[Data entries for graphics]
::::::::::

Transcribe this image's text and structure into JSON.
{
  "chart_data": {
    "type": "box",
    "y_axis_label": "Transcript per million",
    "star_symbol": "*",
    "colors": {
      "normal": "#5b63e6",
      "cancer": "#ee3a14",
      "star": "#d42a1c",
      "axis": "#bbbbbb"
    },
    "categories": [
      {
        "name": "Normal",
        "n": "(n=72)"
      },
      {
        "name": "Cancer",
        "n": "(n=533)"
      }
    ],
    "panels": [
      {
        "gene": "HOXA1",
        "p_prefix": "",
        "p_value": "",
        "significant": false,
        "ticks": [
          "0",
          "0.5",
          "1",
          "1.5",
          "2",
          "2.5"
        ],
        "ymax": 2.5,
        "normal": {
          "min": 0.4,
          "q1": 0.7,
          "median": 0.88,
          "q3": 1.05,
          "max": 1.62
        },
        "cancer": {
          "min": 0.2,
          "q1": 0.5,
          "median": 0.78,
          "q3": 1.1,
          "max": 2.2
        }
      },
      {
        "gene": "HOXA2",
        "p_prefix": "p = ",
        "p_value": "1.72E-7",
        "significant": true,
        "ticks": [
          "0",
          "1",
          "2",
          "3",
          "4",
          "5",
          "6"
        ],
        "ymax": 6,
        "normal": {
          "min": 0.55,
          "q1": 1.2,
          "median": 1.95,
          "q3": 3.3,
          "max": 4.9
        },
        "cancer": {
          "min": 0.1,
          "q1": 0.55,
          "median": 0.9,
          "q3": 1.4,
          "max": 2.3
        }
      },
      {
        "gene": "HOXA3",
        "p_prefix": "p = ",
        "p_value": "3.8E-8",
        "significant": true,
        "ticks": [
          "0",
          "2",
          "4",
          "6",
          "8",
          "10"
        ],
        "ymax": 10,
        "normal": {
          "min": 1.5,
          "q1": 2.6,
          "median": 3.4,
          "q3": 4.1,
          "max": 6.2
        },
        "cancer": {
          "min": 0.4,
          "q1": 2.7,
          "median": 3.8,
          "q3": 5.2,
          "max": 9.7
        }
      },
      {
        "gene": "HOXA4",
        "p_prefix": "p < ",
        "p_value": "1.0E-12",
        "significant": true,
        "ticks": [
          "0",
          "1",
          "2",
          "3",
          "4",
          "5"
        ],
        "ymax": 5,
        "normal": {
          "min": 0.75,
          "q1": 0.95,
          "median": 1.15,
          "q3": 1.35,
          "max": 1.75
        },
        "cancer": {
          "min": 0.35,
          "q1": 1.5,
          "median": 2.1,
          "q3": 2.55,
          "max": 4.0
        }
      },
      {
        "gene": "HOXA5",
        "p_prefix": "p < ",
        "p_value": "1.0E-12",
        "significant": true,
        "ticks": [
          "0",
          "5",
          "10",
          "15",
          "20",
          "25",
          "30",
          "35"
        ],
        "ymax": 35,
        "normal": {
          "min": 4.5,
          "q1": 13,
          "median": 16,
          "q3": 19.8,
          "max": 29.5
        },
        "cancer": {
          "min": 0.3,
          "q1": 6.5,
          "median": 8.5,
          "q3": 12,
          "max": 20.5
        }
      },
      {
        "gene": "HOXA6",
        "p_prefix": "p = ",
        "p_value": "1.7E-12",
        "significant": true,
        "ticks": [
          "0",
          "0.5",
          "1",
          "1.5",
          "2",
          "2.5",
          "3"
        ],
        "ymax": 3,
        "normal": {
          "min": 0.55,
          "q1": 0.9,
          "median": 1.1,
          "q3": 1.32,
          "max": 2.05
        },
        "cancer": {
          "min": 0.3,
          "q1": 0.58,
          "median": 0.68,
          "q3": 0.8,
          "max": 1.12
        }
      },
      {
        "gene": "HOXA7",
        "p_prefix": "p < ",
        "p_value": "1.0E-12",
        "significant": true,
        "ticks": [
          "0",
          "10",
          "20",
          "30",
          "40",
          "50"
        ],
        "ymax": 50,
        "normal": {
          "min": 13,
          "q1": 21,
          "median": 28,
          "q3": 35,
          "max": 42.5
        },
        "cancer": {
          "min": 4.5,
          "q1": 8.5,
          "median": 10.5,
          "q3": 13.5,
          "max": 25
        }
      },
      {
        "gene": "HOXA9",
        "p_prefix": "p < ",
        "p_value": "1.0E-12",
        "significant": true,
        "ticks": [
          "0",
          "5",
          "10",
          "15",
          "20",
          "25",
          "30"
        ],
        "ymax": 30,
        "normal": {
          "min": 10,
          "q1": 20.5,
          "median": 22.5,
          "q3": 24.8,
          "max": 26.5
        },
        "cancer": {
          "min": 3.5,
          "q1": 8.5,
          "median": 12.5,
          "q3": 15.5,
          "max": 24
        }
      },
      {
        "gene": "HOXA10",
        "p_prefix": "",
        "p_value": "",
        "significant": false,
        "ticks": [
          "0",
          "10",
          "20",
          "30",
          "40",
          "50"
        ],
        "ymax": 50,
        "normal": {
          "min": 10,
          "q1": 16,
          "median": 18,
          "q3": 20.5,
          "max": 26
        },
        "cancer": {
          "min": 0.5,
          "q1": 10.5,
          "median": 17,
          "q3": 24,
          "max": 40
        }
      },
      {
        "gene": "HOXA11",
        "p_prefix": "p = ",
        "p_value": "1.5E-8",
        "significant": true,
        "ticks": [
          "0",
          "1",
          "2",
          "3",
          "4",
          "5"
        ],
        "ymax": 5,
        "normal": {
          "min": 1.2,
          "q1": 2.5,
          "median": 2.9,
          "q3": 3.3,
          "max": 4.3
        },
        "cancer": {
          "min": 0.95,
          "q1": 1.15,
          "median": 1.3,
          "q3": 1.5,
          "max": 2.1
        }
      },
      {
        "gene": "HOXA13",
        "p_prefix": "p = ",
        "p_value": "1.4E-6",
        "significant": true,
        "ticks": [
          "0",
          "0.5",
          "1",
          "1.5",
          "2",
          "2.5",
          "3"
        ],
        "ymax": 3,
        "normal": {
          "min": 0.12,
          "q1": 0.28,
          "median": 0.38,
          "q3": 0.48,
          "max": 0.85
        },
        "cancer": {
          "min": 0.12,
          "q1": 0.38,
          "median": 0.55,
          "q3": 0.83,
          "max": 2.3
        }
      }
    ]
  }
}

::::::::::

» **SET PROBLEM**:
Among the records above, find each line holding the string "gene" and pull it out.

» **TASK ANSWER**:
        "gene": "HOXA1",
        "gene": "HOXA2",
        "gene": "HOXA3",
        "gene": "HOXA4",
        "gene": "HOXA5",
        "gene": "HOXA6",
        "gene": "HOXA7",
        "gene": "HOXA9",
        "gene": "HOXA10",
        "gene": "HOXA11",
        "gene": "HOXA13",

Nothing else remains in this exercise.